■ **Excerpted data**

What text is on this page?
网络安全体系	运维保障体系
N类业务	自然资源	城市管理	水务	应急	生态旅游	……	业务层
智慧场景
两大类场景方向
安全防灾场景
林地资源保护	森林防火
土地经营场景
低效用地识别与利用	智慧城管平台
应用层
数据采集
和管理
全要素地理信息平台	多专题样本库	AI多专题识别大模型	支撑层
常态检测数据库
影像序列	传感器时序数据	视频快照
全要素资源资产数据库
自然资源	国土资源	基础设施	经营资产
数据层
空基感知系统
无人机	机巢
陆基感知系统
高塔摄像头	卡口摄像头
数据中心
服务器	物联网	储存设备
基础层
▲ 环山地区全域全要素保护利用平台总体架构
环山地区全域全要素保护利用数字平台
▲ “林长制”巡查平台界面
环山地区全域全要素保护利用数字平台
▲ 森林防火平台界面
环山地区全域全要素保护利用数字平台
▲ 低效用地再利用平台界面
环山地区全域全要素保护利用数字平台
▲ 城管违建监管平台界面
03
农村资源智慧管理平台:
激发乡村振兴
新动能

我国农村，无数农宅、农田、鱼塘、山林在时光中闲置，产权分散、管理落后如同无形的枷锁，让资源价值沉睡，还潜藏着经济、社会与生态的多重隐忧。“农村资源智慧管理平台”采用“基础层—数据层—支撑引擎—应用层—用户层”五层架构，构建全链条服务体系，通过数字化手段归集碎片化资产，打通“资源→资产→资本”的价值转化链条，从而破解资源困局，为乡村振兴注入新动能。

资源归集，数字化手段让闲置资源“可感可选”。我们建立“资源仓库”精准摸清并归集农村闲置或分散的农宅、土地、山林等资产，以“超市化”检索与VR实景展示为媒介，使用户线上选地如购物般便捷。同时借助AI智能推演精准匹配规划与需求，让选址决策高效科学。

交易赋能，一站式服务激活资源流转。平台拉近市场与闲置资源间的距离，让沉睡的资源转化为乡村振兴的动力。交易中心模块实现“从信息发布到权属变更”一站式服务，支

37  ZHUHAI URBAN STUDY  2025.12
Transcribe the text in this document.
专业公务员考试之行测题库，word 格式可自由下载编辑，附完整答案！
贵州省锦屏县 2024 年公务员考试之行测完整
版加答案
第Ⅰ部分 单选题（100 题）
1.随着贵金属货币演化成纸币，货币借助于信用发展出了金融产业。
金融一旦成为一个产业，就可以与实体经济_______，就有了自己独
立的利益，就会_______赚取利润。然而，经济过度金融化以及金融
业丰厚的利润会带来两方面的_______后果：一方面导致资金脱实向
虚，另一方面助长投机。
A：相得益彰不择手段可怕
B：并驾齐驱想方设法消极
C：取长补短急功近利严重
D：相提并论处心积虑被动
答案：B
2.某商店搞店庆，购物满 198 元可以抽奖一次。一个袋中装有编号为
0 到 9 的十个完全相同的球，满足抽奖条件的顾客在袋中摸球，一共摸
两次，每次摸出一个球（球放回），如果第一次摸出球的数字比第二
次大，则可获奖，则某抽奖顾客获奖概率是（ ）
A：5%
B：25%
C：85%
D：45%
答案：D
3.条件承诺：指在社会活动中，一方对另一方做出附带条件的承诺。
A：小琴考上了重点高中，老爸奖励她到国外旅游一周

■ **Your instructions**
Transcribe all of the lines in the records precisely.

■ **Exercise response**
What text is on this page?
网络安全体系	运维保障体系
N类业务	自然资源	城市管理	水务	应急	生态旅游	……	业务层
智慧场景
两大类场景方向
安全防灾场景
林地资源保护	森林防火
土地经营场景
低效用地识别与利用	智慧城管平台
应用层
数据采集
和管理
全要素地理信息平台	多专题样本库	AI多专题识别大模型	支撑层
常态检测数据库
影像序列	传感器时序数据	视频快照
全要素资源资产数据库
自然资源	国土资源	基础设施	经营资产
数据层
空基感知系统
无人机	机巢
陆基感知系统
高塔摄像头	卡口摄像头
数据中心
服务器	物联网	储存设备
基础层
▲ 环山地区全域全要素保护利用平台总体架构
环山地区全域全要素保护利用数字平台
▲ “林长制”巡查平台界面
环山地区全域全要素保护利用数字平台
▲ 森林防火平台界面
环山地区全域全要素保护利用数字平台
▲ 低效用地再利用平台界面
环山地区全域全要素保护利用数字平台
▲ 城管违建监管平台界面
03
农村资源智慧管理平台:
激发乡村振兴
新动能

我国农村，无数农宅、农田、鱼塘、山林在时光中闲置，产权分散、管理落后如同无形的枷锁，让资源价值沉睡，还潜藏着经济、社会与生态的多重隐忧。“农村资源智慧管理平台”采用“基础层—数据层—支撑引擎—应用层—用户层”五层架构，构建全链条服务体系，通过数字化手段归集碎片化资产，打通“资源→资产→资本”的价值转化链条，从而破解资源困局，为乡村振兴注入新动能。

资源归集，数字化手段让闲置资源“可感可选”。我们建立“资源仓库”精准摸清并归集农村闲置或分散的农宅、土地、山林等资产，以“超市化”检索与VR实景展示为媒介，使用户线上选地如购物般便捷。同时借助AI智能推演精准匹配规划与需求，让选址决策高效科学。

交易赋能，一站式服务激活资源流转。平台拉近市场与闲置资源间的距离，让沉睡的资源转化为乡村振兴的动力。交易中心模块实现“从信息发布到权属变更”一站式服务，支

37  ZHUHAI URBAN STUDY  2025.12
Transcribe the text in this document.
专业公务员考试之行测题库，word 格式可自由下载编辑，附完整答案！
贵州省锦屏县 2024 年公务员考试之行测完整
版加答案
第Ⅰ部分 单选题（100 题）
1.随着贵金属货币演化成纸币，货币借助于信用发展出了金融产业。
金融一旦成为一个产业，就可以与实体经济_______，就有了自己独
立的利益，就会_______赚取利润。然而，经济过度金融化以及金融
业丰厚的利润会带来两方面的_______后果：一方面导致资金脱实向
虚，另一方面助长投机。
A：相得益彰不择手段可怕
B：并驾齐驱想方设法消极
C：取长补短急功近利严重
D：相提并论处心积虑被动
答案：B
2.某商店搞店庆，购物满 198 元可以抽奖一次。一个袋中装有编号为
0 到 9 的十个完全相同的球，满足抽奖条件的顾客在袋中摸球，一共摸
两次，每次摸出一个球（球放回），如果第一次摸出球的数字比第二
次大，则可获奖，则某抽奖顾客获奖概率是（ ）
A：5%
B：25%
C：85%
D：45%
答案：D
3.条件承诺：指在社会活动中，一方对另一方做出附带条件的承诺。
A：小琴考上了重点高中，老爸奖励她到国外旅游一周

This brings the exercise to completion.